[Stored records]
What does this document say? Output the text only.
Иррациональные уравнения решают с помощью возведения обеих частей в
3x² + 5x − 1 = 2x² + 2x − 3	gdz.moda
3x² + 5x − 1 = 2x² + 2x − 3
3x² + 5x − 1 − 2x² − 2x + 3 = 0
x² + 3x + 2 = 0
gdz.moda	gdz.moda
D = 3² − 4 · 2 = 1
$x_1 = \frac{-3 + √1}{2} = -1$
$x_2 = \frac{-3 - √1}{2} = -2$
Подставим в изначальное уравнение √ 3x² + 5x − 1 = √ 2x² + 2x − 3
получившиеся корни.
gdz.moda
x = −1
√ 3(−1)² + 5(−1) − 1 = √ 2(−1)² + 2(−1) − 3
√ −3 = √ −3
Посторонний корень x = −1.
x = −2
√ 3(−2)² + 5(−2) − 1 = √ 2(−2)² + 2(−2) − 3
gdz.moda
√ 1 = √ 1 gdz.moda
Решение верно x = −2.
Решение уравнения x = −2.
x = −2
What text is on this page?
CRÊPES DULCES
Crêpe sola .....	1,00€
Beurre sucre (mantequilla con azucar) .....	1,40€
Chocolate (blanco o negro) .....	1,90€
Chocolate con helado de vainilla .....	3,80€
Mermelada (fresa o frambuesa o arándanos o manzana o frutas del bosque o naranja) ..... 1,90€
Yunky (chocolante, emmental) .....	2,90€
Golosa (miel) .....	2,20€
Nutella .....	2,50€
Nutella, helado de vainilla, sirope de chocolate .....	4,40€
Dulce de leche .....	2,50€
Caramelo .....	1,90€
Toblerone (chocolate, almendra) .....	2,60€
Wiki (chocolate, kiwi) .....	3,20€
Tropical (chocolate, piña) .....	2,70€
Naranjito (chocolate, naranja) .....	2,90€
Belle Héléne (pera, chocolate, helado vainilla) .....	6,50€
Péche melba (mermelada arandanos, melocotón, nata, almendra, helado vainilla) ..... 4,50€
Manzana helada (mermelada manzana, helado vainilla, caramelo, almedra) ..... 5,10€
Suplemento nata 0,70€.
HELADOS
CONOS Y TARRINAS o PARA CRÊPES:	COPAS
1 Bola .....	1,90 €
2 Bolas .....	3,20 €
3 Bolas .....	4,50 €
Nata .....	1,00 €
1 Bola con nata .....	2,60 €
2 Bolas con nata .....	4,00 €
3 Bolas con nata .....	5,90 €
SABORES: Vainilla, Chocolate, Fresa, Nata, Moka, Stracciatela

Written exercise: Repeat the data precisely, reproducing every entry.

Written solution:
What does this document say? Output the text only.
Иррациональные уравнения решают с помощью возведения обеих частей в
3x² + 5x − 1 = 2x² + 2x − 3	gdz.moda
3x² + 5x − 1 = 2x² + 2x − 3
3x² + 5x − 1 − 2x² − 2x + 3 = 0
x² + 3x + 2 = 0
gdz.moda	gdz.moda
D = 3² − 4 · 2 = 1
$x_1 = \frac{-3 + √1}{2} = -1$
$x_2 = \frac{-3 - √1}{2} = -2$
Подставим в изначальное уравнение √ 3x² + 5x − 1 = √ 2x² + 2x − 3
получившиеся корни.
gdz.moda
x = −1
√ 3(−1)² + 5(−1) − 1 = √ 2(−1)² + 2(−1) − 3
√ −3 = √ −3
Посторонний корень x = −1.
x = −2
√ 3(−2)² + 5(−2) − 1 = √ 2(−2)² + 2(−2) − 3
gdz.moda
√ 1 = √ 1 gdz.moda
Решение верно x = −2.
Решение уравнения x = −2.
x = −2
What text is on this page?
CRÊPES DULCES
Crêpe sola .....	1,00€
Beurre sucre (mantequilla con azucar) .....	1,40€
Chocolate (blanco o negro) .....	1,90€
Chocolate con helado de vainilla .....	3,80€
Mermelada (fresa o frambuesa o arándanos o manzana o frutas del bosque o naranja) ..... 1,90€
Yunky (chocolante, emmental) .....	2,90€
Golosa (miel) .....	2,20€
Nutella .....	2,50€
Nutella, helado de vainilla, sirope de chocolate .....	4,40€
Dulce de leche .....	2,50€
Caramelo .....	1,90€
Toblerone (chocolate, almendra) .....	2,60€
Wiki (chocolate, kiwi) .....	3,20€
Tropical (chocolate, piña) .....	2,70€
Naranjito (chocolate, naranja) .....	2,90€
Belle Héléne (pera, chocolate, helado vainilla) .....	6,50€
Péche melba (mermelada arandanos, melocotón, nata, almendra, helado vainilla) ..... 4,50€
Manzana helada (mermelada manzana, helado vainilla, caramelo, almedra) ..... 5,10€
Suplemento nata 0,70€.
HELADOS
CONOS Y TARRINAS o PARA CRÊPES:	COPAS
1 Bola .....	1,90 €
2 Bolas .....	3,20 €
3 Bolas .....	4,50 €
Nata .....	1,00 €
1 Bola con nata .....	2,60 €
2 Bolas con nata .....	4,00 €
3 Bolas con nata .....	5,90 €
SABORES: Vainilla, Chocolate, Fresa, Nata, Moka, Stracciatela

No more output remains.